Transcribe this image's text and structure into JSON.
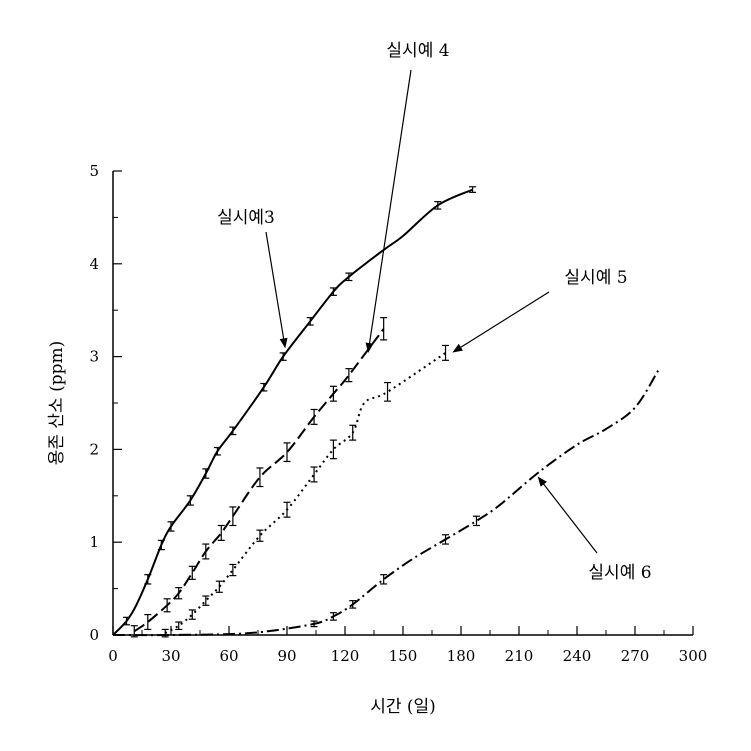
{
  "chart_data": {
    "type": "line",
    "title": "",
    "xlabel": "시간 (일)",
    "ylabel": "용존 산소 (ppm)",
    "xlim": [
      0,
      300
    ],
    "ylim": [
      0,
      5
    ],
    "xticks": [
      "0",
      "30",
      "60",
      "90",
      "120",
      "150",
      "180",
      "210",
      "240",
      "270",
      "300"
    ],
    "yticks": [
      "0",
      "1",
      "2",
      "3",
      "4",
      "5"
    ],
    "grid": false,
    "legend": "none",
    "series": [
      {
        "name": "실시예3",
        "style": "solid",
        "color": "#000000",
        "x": [
          0,
          7,
          12,
          18,
          25,
          30,
          40,
          48,
          54,
          62,
          78,
          88,
          102,
          114,
          122,
          140,
          150,
          168,
          186
        ],
        "y": [
          0,
          0.15,
          0.32,
          0.6,
          0.97,
          1.17,
          1.45,
          1.74,
          1.98,
          2.2,
          2.67,
          3.0,
          3.38,
          3.7,
          3.86,
          4.15,
          4.3,
          4.63,
          4.8
        ],
        "errorbar_x": [
          7,
          18,
          25,
          30,
          40,
          48,
          54,
          62,
          78,
          88,
          102,
          114,
          122,
          168,
          186
        ],
        "errorbar_y": [
          0.15,
          0.6,
          0.97,
          1.17,
          1.45,
          1.74,
          1.98,
          2.2,
          2.67,
          3.0,
          3.38,
          3.7,
          3.86,
          4.63,
          4.8
        ],
        "errorbar_err": [
          0.04,
          0.05,
          0.05,
          0.05,
          0.05,
          0.05,
          0.04,
          0.04,
          0.04,
          0.04,
          0.04,
          0.04,
          0.04,
          0.04,
          0.03
        ]
      },
      {
        "name": "실시예 4",
        "style": "dashed",
        "color": "#000000",
        "x": [
          11,
          18,
          28,
          34,
          41,
          48,
          56,
          62,
          76,
          90,
          104,
          114,
          122,
          140
        ],
        "y": [
          0.04,
          0.14,
          0.32,
          0.45,
          0.67,
          0.9,
          1.1,
          1.28,
          1.7,
          1.97,
          2.35,
          2.6,
          2.8,
          3.3
        ],
        "errorbar_x": [
          11,
          18,
          28,
          34,
          41,
          48,
          56,
          62,
          76,
          90,
          104,
          114,
          122,
          140
        ],
        "errorbar_y": [
          0.04,
          0.14,
          0.32,
          0.45,
          0.67,
          0.9,
          1.1,
          1.28,
          1.7,
          1.97,
          2.35,
          2.6,
          2.8,
          3.3
        ],
        "errorbar_err": [
          0.06,
          0.08,
          0.07,
          0.06,
          0.07,
          0.08,
          0.08,
          0.1,
          0.1,
          0.1,
          0.08,
          0.08,
          0.07,
          0.12
        ]
      },
      {
        "name": "실시예 5",
        "style": "dotted",
        "color": "#000000",
        "x": [
          27,
          34,
          41,
          48,
          55,
          62,
          76,
          90,
          104,
          114,
          124,
          130,
          142,
          172
        ],
        "y": [
          0.02,
          0.1,
          0.22,
          0.37,
          0.52,
          0.7,
          1.07,
          1.35,
          1.73,
          2.0,
          2.18,
          2.5,
          2.62,
          3.04
        ],
        "errorbar_x": [
          27,
          34,
          41,
          48,
          55,
          62,
          76,
          90,
          104,
          114,
          124,
          142,
          172
        ],
        "errorbar_y": [
          0.02,
          0.1,
          0.22,
          0.37,
          0.52,
          0.7,
          1.07,
          1.35,
          1.73,
          2.0,
          2.18,
          2.62,
          3.04
        ],
        "errorbar_err": [
          0.04,
          0.04,
          0.05,
          0.05,
          0.06,
          0.06,
          0.06,
          0.08,
          0.08,
          0.1,
          0.08,
          0.1,
          0.08
        ]
      },
      {
        "name": "실시예 6",
        "style": "dashdot",
        "color": "#000000",
        "x": [
          0,
          30,
          60,
          80,
          104,
          114,
          124,
          140,
          155,
          172,
          188,
          200,
          220,
          240,
          255,
          270,
          282
        ],
        "y": [
          0,
          0,
          0.01,
          0.04,
          0.12,
          0.2,
          0.33,
          0.6,
          0.82,
          1.03,
          1.23,
          1.4,
          1.75,
          2.05,
          2.22,
          2.45,
          2.85
        ],
        "errorbar_x": [
          104,
          114,
          124,
          140,
          172,
          188
        ],
        "errorbar_y": [
          0.12,
          0.2,
          0.33,
          0.6,
          1.03,
          1.23
        ],
        "errorbar_err": [
          0.03,
          0.04,
          0.04,
          0.05,
          0.05,
          0.05
        ]
      }
    ],
    "annotations": [
      {
        "text": "실시예3",
        "series": 0,
        "target_x": 89,
        "target_y": 3.1
      },
      {
        "text": "실시예 4",
        "series": 1,
        "target_x": 132,
        "target_y": 3.05
      },
      {
        "text": "실시예  5",
        "series": 2,
        "target_x": 176,
        "target_y": 3.05
      },
      {
        "text": "실시예 6",
        "series": 3,
        "target_x": 220,
        "target_y": 1.7
      }
    ]
  }
}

_ _ _ _ _

- _Aim_
Each record should be quoted exactly, with the images omitted.

- _Finished answer_
Transcribe this image's text and structure into JSON.
{
  "chart_data": {
    "type": "line",
    "title": "",
    "xlabel": "시간 (일)",
    "ylabel": "용존 산소 (ppm)",
    "xlim": [
      0,
      300
    ],
    "ylim": [
      0,
      5
    ],
    "xticks": [
      "0",
      "30",
      "60",
      "90",
      "120",
      "150",
      "180",
      "210",
      "240",
      "270",
      "300"
    ],
    "yticks": [
      "0",
      "1",
      "2",
      "3",
      "4",
      "5"
    ],
    "grid": false,
    "legend": "none",
    "series": [
      {
        "name": "실시예3",
        "style": "solid",
        "color": "#000000",
        "x": [
          0,
          7,
          12,
          18,
          25,
          30,
          40,
          48,
          54,
          62,
          78,
          88,
          102,
          114,
          122,
          140,
          150,
          168,
          186
        ],
        "y": [
          0,
          0.15,
          0.32,
          0.6,
          0.97,
          1.17,
          1.45,
          1.74,
          1.98,
          2.2,
          2.67,
          3.0,
          3.38,
          3.7,
          3.86,
          4.15,
          4.3,
          4.63,
          4.8
        ],
        "errorbar_x": [
          7,
          18,
          25,
          30,
          40,
          48,
          54,
          62,
          78,
          88,
          102,
          114,
          122,
          168,
          186
        ],
        "errorbar_y": [
          0.15,
          0.6,
          0.97,
          1.17,
          1.45,
          1.74,
          1.98,
          2.2,
          2.67,
          3.0,
          3.38,
          3.7,
          3.86,
          4.63,
          4.8
        ],
        "errorbar_err": [
          0.04,
          0.05,
          0.05,
          0.05,
          0.05,
          0.05,
          0.04,
          0.04,
          0.04,
          0.04,
          0.04,
          0.04,
          0.04,
          0.04,
          0.03
        ]
      },
      {
        "name": "실시예 4",
        "style": "dashed",
        "color": "#000000",
        "x": [
          11,
          18,
          28,
          34,
          41,
          48,
          56,
          62,
          76,
          90,
          104,
          114,
          122,
          140
        ],
        "y": [
          0.04,
          0.14,
          0.32,
          0.45,
          0.67,
          0.9,
          1.1,
          1.28,
          1.7,
          1.97,
          2.35,
          2.6,
          2.8,
          3.3
        ],
        "errorbar_x": [
          11,
          18,
          28,
          34,
          41,
          48,
          56,
          62,
          76,
          90,
          104,
          114,
          122,
          140
        ],
        "errorbar_y": [
          0.04,
          0.14,
          0.32,
          0.45,
          0.67,
          0.9,
          1.1,
          1.28,
          1.7,
          1.97,
          2.35,
          2.6,
          2.8,
          3.3
        ],
        "errorbar_err": [
          0.06,
          0.08,
          0.07,
          0.06,
          0.07,
          0.08,
          0.08,
          0.1,
          0.1,
          0.1,
          0.08,
          0.08,
          0.07,
          0.12
        ]
      },
      {
        "name": "실시예 5",
        "style": "dotted",
        "color": "#000000",
        "x": [
          27,
          34,
          41,
          48,
          55,
          62,
          76,
          90,
          104,
          114,
          124,
          130,
          142,
          172
        ],
        "y": [
          0.02,
          0.1,
          0.22,
          0.37,
          0.52,
          0.7,
          1.07,
          1.35,
          1.73,
          2.0,
          2.18,
          2.5,
          2.62,
          3.04
        ],
        "errorbar_x": [
          27,
          34,
          41,
          48,
          55,
          62,
          76,
          90,
          104,
          114,
          124,
          142,
          172
        ],
        "errorbar_y": [
          0.02,
          0.1,
          0.22,
          0.37,
          0.52,
          0.7,
          1.07,
          1.35,
          1.73,
          2.0,
          2.18,
          2.62,
          3.04
        ],
        "errorbar_err": [
          0.04,
          0.04,
          0.05,
          0.05,
          0.06,
          0.06,
          0.06,
          0.08,
          0.08,
          0.1,
          0.08,
          0.1,
          0.08
        ]
      },
      {
        "name": "실시예 6",
        "style": "dashdot",
        "color": "#000000",
        "x": [
          0,
          30,
          60,
          80,
          104,
          114,
          124,
          140,
          155,
          172,
          188,
          200,
          220,
          240,
          255,
          270,
          282
        ],
        "y": [
          0,
          0,
          0.01,
          0.04,
          0.12,
          0.2,
          0.33,
          0.6,
          0.82,
          1.03,
          1.23,
          1.4,
          1.75,
          2.05,
          2.22,
          2.45,
          2.85
        ],
        "errorbar_x": [
          104,
          114,
          124,
          140,
          172,
          188
        ],
        "errorbar_y": [
          0.12,
          0.2,
          0.33,
          0.6,
          1.03,
          1.23
        ],
        "errorbar_err": [
          0.03,
          0.04,
          0.04,
          0.05,
          0.05,
          0.05
        ]
      }
    ],
    "annotations": [
      {
        "text": "실시예3",
        "series": 0,
        "target_x": 89,
        "target_y": 3.1
      },
      {
        "text": "실시예 4",
        "series": 1,
        "target_x": 132,
        "target_y": 3.05
      },
      {
        "text": "실시예  5",
        "series": 2,
        "target_x": 176,
        "target_y": 3.05
      },
      {
        "text": "실시예 6",
        "series": 3,
        "target_x": 220,
        "target_y": 1.7
      }
    ]
  }
}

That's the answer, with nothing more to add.